> What is required
Copy out every line in the entries below that includes "baidu".

══════════════════════════════

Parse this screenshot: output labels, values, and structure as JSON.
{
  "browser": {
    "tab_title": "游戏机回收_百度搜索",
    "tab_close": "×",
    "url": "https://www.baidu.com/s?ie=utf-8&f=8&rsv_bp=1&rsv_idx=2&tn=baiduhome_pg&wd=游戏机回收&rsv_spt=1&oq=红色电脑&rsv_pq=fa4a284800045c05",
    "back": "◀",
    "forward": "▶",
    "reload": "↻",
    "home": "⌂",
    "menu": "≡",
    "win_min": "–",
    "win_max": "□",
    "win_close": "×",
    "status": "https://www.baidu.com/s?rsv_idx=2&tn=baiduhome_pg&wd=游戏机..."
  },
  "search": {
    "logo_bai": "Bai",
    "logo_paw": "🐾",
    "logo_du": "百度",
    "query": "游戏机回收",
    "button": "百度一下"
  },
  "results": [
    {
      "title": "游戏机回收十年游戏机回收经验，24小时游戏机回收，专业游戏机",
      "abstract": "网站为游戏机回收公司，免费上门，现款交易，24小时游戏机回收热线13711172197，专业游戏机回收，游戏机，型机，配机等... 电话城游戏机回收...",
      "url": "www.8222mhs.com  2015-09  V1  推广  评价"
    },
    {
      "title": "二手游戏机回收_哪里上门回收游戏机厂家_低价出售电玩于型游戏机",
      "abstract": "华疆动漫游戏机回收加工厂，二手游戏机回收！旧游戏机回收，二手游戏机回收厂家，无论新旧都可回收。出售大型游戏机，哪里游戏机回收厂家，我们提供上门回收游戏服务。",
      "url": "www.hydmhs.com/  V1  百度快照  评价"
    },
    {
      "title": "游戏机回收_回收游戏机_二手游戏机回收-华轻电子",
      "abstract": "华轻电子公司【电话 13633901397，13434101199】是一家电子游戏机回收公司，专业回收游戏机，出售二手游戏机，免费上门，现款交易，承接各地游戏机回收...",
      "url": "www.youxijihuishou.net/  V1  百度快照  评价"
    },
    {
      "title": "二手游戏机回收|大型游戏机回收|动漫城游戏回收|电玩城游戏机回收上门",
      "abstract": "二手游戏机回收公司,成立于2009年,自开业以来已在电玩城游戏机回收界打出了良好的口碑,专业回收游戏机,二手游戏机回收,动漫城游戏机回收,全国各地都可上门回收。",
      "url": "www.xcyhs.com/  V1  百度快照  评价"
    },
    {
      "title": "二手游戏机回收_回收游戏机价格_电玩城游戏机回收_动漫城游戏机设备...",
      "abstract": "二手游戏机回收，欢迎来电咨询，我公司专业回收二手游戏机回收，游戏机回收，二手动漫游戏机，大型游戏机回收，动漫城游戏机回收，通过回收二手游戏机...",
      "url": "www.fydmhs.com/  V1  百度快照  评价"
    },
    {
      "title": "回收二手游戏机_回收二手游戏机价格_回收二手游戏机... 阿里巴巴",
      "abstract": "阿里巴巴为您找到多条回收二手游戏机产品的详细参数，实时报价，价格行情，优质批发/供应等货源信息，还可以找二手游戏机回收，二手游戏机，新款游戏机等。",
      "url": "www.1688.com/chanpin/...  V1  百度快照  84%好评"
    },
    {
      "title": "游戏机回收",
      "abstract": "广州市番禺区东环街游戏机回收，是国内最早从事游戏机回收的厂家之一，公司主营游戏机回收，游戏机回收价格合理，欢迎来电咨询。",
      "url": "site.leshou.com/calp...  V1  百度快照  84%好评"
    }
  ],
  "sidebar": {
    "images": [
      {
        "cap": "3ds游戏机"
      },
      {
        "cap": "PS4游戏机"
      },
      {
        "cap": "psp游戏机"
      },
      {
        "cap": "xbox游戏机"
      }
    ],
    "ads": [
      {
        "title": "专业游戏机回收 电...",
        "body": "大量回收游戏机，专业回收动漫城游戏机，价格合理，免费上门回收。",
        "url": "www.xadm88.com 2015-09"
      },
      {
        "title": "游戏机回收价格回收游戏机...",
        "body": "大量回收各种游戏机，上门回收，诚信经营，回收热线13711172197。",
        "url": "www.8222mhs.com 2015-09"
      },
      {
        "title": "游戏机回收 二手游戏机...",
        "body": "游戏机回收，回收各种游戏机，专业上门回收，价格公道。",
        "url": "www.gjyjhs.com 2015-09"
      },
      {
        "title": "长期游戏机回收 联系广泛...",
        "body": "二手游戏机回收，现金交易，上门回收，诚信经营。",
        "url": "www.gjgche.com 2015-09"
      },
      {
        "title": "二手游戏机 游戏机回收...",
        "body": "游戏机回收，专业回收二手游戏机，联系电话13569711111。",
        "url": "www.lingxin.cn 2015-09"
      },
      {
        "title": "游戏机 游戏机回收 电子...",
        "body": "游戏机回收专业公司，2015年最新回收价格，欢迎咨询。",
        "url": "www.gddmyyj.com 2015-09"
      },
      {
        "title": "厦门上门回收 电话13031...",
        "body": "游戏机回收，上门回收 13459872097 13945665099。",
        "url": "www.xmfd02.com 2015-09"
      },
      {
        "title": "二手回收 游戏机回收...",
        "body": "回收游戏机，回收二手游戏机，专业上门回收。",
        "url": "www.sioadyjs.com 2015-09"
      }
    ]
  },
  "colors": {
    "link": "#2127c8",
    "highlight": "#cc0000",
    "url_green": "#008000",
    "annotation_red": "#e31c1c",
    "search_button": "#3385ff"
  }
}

══════════════════════════════

> Result of this exercise
    "url": "https://www.baidu.com/s?ie=utf-8&f=8&rsv_bp=1&rsv_idx=2&tn=baiduhome_pg&wd=游戏机回收&rsv_spt=1&oq=红色电脑&rsv_pq=fa4a284800045c05",
    "status": "https://www.baidu.com/s?rsv_idx=2&tn=baiduhome_pg&wd=游戏机..."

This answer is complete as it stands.